What to produce:
Write out all the entries word for word, but skip any images.
□ □ □ □ □ □ □
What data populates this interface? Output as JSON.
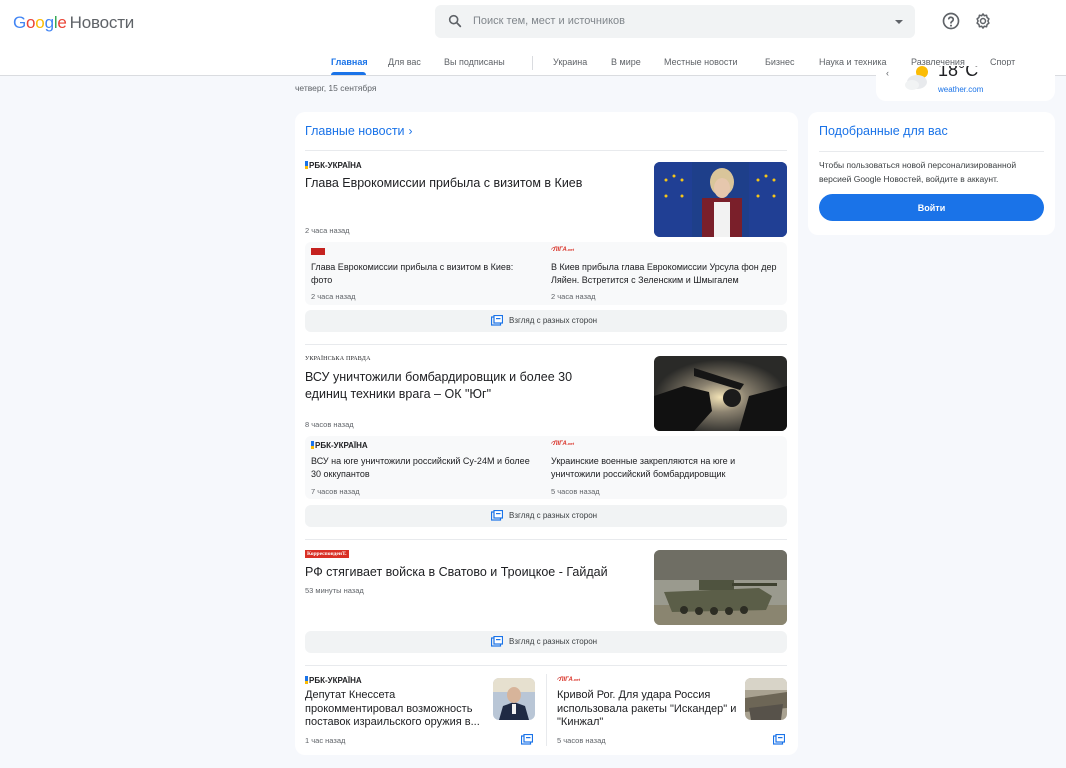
{
  "header": {
    "logo_word": "Google",
    "logo_product": "Новости",
    "search_placeholder": "Поиск тем, мест и источников",
    "icons": [
      "search-icon",
      "chevron-down-icon",
      "help-icon",
      "gear-icon"
    ]
  },
  "nav": {
    "tabs": [
      {
        "label": "Главная",
        "active": true
      },
      {
        "label": "Для вас"
      },
      {
        "label": "Вы подписаны"
      },
      {
        "label": "Украина"
      },
      {
        "label": "В мире"
      },
      {
        "label": "Местные новости"
      },
      {
        "label": "Бизнес"
      },
      {
        "label": "Наука и техника"
      },
      {
        "label": "Развлечения"
      },
      {
        "label": "Спорт"
      }
    ]
  },
  "date": "четверг, 15 сентября",
  "weather": {
    "temp": "18°C",
    "source": "weather.com"
  },
  "top_news": {
    "title": "Главные новости",
    "perspective_label": "Взгляд с разных сторон",
    "stories": [
      {
        "source": "РБК-УКРАЇНА",
        "headline": "Глава Еврокомиссии прибыла с визитом в Киев",
        "time": "2 часа назад",
        "related": [
          {
            "source": "ТВН",
            "title": "Глава Еврокомиссии прибыла с визитом в Киев: фото",
            "time": "2 часа назад"
          },
          {
            "source": "ЛІГА.net",
            "title": "В Киев прибыла глава Еврокомиссии Урсула фон дер Ляйен. Встретится с Зеленским и Шмыгалем",
            "time": "2 часа назад"
          }
        ]
      },
      {
        "source": "УКРАЇНСЬКА ПРАВДА",
        "headline": "ВСУ уничтожили бомбардировщик и более 30 единиц техники врага – ОК \"Юг\"",
        "time": "8 часов назад",
        "related": [
          {
            "source": "РБК-УКРАЇНА",
            "title": "ВСУ на юге уничтожили российский Су-24М и более 30 оккупантов",
            "time": "7 часов назад"
          },
          {
            "source": "ЛІГА.net",
            "title": "Украинские военные закрепляются на юге и уничтожили российский бомбардировщик",
            "time": "5 часов назад"
          }
        ]
      },
      {
        "source": "КорреспонденТ.",
        "headline": "РФ стягивает войска в Сватово и Троицкое - Гайдай",
        "time": "53 минуты назад"
      }
    ],
    "bottom": [
      {
        "source": "РБК-УКРАЇНА",
        "headline": "Депутат Кнессета прокомментировал возможность поставок израильского оружия в...",
        "time": "1 час назад"
      },
      {
        "source": "ЛІГА.net",
        "headline": "Кривой Рог. Для удара Россия использовала ракеты \"Искандер\" и \"Кинжал\"",
        "time": "5 часов назад"
      }
    ]
  },
  "for_you": {
    "title": "Подобранные для вас",
    "text": "Чтобы пользоваться новой персонализированной версией Google Новостей, войдите в аккаунт.",
    "button": "Войти"
  },
  "colors": {
    "accent": "#1a73e8",
    "background": "#f6f8fc"
  }
}
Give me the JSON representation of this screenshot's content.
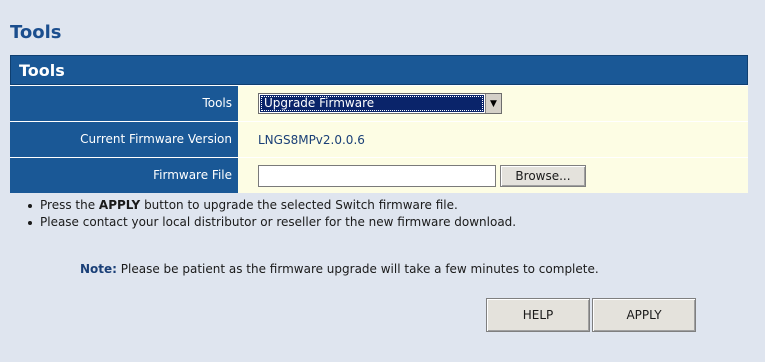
□ □ □ □ □ □ □
Result for this task:
What data populates this interface? Output as JSON.
{
  "header": {
    "logo_word": "Google",
    "logo_product": "Новости",
    "search_placeholder": "Поиск тем, мест и источников",
    "icons": [
      "search-icon",
      "chevron-down-icon",
      "help-icon",
      "gear-icon"
    ]
  },
  "nav": {
    "tabs": [
      {
        "label": "Главная",
        "active": true
      },
      {
        "label": "Для вас"
      },
      {
        "label": "Вы подписаны"
      },
      {
        "label": "Украина"
      },
      {
        "label": "В мире"
      },
      {
        "label": "Местные новости"
      },
      {
        "label": "Бизнес"
      },
      {
        "label": "Наука и техника"
      },
      {
        "label": "Развлечения"
      },
      {
        "label": "Спорт"
      }
    ]
  },
  "date": "четверг, 15 сентября",
  "weather": {
    "temp": "18°C",
    "source": "weather.com"
  },
  "top_news": {
    "title": "Главные новости",
    "perspective_label": "Взгляд с разных сторон",
    "stories": [
      {
        "source": "РБК-УКРАЇНА",
        "headline": "Глава Еврокомиссии прибыла с визитом в Киев",
        "time": "2 часа назад",
        "related": [
          {
            "source": "ТВН",
            "title": "Глава Еврокомиссии прибыла с визитом в Киев: фото",
            "time": "2 часа назад"
          },
          {
            "source": "ЛІГА.net",
            "title": "В Киев прибыла глава Еврокомиссии Урсула фон дер Ляйен. Встретится с Зеленским и Шмыгалем",
            "time": "2 часа назад"
          }
        ]
      },
      {
        "source": "УКРАЇНСЬКА ПРАВДА",
        "headline": "ВСУ уничтожили бомбардировщик и более 30 единиц техники врага – ОК \"Юг\"",
        "time": "8 часов назад",
        "related": [
          {
            "source": "РБК-УКРАЇНА",
            "title": "ВСУ на юге уничтожили российский Су-24М и более 30 оккупантов",
            "time": "7 часов назад"
          },
          {
            "source": "ЛІГА.net",
            "title": "Украинские военные закрепляются на юге и уничтожили российский бомбардировщик",
            "time": "5 часов назад"
          }
        ]
      },
      {
        "source": "КорреспонденТ.",
        "headline": "РФ стягивает войска в Сватово и Троицкое - Гайдай",
        "time": "53 минуты назад"
      }
    ],
    "bottom": [
      {
        "source": "РБК-УКРАЇНА",
        "headline": "Депутат Кнессета прокомментировал возможность поставок израильского оружия в...",
        "time": "1 час назад"
      },
      {
        "source": "ЛІГА.net",
        "headline": "Кривой Рог. Для удара Россия использовала ракеты \"Искандер\" и \"Кинжал\"",
        "time": "5 часов назад"
      }
    ]
  },
  "for_you": {
    "title": "Подобранные для вас",
    "text": "Чтобы пользоваться новой персонализированной версией Google Новостей, войдите в аккаунт.",
    "button": "Войти"
  },
  "colors": {
    "accent": "#1a73e8",
    "background": "#f6f8fc"
  }
}
Give me the JSON representation of this screenshot's content.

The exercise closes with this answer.